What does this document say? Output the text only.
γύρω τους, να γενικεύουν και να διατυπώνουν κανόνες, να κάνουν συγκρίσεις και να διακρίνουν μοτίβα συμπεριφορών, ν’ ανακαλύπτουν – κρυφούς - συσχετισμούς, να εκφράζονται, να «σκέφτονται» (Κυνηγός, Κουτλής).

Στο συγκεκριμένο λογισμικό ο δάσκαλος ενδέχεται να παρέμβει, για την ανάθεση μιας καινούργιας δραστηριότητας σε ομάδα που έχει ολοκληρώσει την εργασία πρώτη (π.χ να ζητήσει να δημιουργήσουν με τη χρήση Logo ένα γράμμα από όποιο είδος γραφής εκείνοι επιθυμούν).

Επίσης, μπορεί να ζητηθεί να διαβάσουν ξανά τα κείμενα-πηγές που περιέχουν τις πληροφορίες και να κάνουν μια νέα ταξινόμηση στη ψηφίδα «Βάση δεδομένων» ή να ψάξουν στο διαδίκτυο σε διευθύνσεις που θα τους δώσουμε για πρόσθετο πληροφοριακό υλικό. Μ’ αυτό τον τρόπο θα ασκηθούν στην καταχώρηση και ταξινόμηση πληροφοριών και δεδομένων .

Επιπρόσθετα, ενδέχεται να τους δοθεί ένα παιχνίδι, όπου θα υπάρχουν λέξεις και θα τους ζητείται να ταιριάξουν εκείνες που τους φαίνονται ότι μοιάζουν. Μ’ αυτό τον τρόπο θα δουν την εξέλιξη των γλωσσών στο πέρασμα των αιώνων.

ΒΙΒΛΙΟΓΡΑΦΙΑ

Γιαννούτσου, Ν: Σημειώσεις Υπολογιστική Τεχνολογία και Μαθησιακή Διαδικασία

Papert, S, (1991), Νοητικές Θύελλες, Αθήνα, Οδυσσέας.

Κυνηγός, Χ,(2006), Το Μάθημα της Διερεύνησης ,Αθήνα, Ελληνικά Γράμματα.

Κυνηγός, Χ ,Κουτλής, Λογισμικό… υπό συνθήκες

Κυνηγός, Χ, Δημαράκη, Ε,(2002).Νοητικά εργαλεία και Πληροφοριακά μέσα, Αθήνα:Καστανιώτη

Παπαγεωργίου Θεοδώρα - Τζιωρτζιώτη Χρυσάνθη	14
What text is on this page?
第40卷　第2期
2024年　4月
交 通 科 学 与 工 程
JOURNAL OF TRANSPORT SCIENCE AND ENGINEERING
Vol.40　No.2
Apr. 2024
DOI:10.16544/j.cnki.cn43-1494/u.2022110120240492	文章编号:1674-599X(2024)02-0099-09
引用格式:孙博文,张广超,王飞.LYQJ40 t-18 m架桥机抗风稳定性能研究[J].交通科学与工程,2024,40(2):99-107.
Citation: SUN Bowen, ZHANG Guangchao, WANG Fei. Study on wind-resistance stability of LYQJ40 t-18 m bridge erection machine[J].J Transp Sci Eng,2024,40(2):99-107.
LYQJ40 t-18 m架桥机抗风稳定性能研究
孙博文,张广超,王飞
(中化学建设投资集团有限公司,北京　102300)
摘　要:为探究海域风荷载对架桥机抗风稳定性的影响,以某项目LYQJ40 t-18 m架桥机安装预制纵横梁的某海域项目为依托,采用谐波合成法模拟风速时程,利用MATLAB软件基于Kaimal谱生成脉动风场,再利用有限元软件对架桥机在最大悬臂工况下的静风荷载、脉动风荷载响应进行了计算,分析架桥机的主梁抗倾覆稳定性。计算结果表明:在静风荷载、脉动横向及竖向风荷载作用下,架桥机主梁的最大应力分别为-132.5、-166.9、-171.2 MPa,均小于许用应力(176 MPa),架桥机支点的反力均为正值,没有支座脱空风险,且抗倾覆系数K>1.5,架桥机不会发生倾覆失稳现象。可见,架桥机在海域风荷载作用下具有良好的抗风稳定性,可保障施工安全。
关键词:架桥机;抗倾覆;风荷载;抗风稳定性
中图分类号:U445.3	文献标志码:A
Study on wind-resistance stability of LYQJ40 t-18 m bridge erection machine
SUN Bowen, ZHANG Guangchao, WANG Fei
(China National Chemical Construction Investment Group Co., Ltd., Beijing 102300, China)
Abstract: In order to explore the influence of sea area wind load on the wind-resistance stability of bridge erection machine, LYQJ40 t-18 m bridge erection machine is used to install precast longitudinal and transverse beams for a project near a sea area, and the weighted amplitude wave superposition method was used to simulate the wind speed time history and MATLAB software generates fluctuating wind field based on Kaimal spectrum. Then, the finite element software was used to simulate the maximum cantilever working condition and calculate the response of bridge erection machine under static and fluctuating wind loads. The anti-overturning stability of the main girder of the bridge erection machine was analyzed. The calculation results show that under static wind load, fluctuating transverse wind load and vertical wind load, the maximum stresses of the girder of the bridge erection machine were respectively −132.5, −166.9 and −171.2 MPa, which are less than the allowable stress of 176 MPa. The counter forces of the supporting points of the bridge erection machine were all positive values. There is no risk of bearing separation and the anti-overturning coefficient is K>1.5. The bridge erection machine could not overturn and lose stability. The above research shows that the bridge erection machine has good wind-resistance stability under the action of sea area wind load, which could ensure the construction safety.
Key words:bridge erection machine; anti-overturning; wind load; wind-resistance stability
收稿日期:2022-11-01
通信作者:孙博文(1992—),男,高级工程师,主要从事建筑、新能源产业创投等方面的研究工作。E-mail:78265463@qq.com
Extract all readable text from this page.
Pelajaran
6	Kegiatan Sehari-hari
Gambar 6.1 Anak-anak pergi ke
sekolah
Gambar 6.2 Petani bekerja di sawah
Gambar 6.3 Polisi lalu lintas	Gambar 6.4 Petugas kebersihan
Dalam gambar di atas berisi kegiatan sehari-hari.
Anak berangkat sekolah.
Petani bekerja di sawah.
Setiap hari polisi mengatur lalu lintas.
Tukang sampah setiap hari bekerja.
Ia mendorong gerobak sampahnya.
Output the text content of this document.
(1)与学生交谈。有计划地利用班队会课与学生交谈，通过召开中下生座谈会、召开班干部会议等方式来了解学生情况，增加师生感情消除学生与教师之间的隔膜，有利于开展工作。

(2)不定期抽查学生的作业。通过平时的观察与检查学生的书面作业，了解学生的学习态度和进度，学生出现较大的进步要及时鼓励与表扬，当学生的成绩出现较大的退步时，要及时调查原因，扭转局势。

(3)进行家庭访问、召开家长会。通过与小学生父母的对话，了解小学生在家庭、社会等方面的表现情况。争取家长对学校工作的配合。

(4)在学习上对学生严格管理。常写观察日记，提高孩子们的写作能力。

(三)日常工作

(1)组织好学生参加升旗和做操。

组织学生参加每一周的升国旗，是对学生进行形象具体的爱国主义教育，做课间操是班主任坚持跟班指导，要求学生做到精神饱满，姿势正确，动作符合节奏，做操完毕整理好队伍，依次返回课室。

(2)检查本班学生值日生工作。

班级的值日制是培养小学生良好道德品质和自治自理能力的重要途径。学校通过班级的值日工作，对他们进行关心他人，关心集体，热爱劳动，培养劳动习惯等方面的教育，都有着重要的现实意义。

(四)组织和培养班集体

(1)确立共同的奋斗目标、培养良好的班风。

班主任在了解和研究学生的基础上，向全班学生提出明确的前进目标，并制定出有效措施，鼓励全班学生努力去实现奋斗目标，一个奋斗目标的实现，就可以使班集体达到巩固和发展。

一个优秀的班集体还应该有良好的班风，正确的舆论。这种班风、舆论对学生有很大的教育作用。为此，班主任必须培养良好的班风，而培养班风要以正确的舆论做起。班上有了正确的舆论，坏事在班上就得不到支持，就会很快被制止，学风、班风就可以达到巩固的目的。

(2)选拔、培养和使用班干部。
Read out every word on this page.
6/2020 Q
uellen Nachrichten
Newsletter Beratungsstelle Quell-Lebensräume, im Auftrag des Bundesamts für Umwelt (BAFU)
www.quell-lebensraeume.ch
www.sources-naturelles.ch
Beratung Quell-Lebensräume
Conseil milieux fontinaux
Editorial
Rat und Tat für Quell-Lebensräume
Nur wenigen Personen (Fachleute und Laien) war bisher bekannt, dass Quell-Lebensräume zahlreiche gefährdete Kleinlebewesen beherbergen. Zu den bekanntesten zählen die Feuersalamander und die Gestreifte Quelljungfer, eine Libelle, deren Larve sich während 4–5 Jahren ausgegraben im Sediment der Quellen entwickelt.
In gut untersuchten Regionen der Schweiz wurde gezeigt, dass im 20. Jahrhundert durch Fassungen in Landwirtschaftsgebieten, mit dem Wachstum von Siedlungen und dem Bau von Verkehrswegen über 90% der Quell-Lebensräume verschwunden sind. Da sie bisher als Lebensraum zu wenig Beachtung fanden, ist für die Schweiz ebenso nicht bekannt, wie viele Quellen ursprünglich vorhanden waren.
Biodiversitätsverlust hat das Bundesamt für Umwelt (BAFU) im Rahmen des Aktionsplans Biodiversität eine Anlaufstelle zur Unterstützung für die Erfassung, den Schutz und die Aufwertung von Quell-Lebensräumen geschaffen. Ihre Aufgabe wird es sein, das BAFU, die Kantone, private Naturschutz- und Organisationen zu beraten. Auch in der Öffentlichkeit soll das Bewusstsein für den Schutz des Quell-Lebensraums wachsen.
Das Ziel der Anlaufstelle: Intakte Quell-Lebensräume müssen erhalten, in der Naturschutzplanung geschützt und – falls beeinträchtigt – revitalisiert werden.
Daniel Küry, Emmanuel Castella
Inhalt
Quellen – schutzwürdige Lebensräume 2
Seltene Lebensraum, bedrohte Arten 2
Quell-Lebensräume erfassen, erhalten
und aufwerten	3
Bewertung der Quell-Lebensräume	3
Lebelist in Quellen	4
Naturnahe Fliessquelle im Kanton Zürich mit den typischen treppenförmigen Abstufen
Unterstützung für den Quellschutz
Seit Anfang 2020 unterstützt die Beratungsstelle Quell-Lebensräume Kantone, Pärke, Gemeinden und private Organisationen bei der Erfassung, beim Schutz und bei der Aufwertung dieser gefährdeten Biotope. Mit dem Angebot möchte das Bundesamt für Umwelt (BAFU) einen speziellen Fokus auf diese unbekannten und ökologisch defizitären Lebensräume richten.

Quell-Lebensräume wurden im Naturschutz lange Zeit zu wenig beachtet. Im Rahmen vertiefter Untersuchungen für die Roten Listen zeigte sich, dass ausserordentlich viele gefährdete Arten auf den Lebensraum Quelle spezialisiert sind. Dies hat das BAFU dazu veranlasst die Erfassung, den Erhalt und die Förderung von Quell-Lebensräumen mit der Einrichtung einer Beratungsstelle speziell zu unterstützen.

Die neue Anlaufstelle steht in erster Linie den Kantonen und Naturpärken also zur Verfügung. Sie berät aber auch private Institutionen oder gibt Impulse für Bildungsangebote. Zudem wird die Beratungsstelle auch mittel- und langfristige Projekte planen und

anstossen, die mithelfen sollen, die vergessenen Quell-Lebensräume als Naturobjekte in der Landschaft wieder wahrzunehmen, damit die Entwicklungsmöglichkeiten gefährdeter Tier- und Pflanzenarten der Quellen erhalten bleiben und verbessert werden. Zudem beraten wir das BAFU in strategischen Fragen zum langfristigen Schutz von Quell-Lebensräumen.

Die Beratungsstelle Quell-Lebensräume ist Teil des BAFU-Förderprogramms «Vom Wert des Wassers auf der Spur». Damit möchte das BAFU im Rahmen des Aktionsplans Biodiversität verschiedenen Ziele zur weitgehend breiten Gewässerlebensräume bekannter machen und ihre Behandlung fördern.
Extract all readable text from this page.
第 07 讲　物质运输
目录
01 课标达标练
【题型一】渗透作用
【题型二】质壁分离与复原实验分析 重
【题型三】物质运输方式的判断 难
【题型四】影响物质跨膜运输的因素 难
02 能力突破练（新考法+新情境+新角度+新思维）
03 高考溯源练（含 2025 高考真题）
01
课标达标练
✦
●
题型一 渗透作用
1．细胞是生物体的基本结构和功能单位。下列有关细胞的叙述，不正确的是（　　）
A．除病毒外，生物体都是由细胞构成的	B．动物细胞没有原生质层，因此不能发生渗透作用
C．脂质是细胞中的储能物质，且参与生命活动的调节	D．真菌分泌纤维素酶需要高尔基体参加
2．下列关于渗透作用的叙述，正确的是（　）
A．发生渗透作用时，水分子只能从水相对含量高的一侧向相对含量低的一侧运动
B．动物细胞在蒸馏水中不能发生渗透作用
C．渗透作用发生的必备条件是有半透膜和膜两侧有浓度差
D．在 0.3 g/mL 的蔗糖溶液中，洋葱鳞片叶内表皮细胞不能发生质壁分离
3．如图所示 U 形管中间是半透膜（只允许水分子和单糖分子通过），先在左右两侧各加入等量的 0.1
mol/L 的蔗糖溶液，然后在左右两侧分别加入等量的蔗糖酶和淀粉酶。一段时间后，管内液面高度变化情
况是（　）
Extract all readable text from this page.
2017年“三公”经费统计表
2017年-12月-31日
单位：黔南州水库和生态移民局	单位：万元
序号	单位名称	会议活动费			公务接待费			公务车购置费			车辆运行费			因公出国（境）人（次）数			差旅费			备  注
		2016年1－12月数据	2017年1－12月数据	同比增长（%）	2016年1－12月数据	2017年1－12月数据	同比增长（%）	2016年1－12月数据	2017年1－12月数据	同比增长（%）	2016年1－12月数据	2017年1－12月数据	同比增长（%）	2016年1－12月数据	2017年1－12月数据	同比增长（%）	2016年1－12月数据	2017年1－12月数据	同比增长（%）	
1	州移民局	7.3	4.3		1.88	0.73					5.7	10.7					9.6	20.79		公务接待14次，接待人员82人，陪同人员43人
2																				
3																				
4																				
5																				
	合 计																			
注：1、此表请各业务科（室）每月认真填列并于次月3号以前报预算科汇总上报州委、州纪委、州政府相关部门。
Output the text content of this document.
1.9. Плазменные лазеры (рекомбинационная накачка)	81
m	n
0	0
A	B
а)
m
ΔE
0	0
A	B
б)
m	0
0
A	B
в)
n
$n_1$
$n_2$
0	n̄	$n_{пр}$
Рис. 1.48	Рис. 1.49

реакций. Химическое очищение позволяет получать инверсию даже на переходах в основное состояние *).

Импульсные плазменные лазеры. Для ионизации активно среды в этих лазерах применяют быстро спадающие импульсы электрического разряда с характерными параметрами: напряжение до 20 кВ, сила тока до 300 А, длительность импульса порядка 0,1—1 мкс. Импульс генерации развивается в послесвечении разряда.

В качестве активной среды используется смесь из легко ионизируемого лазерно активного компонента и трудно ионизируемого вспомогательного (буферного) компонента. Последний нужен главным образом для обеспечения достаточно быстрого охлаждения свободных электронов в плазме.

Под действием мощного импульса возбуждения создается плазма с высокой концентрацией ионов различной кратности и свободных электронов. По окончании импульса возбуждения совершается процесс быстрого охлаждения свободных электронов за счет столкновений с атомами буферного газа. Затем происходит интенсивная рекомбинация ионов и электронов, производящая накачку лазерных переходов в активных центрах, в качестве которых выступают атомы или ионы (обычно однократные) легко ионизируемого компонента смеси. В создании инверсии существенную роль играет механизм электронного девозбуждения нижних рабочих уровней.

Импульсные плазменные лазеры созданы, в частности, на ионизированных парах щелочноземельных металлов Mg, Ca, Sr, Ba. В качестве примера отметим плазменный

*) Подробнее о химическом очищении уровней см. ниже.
- - -
**AIM OF THE TASK**. Find each line holding the word "beraten" and copy it.

**ANSWER FOR THIS EXERCISE**.
Biodiversitätsverlust hat das Bundesamt für Umwelt (BAFU) im Rahmen des Aktionsplans Biodiversität eine Anlaufstelle zur Unterstützung für die Erfassung, den Schutz und die Aufwertung von Quell-Lebensräumen geschaffen. Ihre Aufgabe wird es sein, das BAFU, die Kantone, private Naturschutz- und Organisationen zu beraten. Auch in der Öffentlichkeit soll das Bewusstsein für den Schutz des Quell-Lebensraums wachsen.
anstossen, die mithelfen sollen, die vergessenen Quell-Lebensräume als Naturobjekte in der Landschaft wieder wahrzunehmen, damit die Entwicklungsmöglichkeiten gefährdeter Tier- und Pflanzenarten der Quellen erhalten bleiben und verbessert werden. Zudem beraten wir das BAFU in strategischen Fragen zum langfristigen Schutz von Quell-Lebensräumen.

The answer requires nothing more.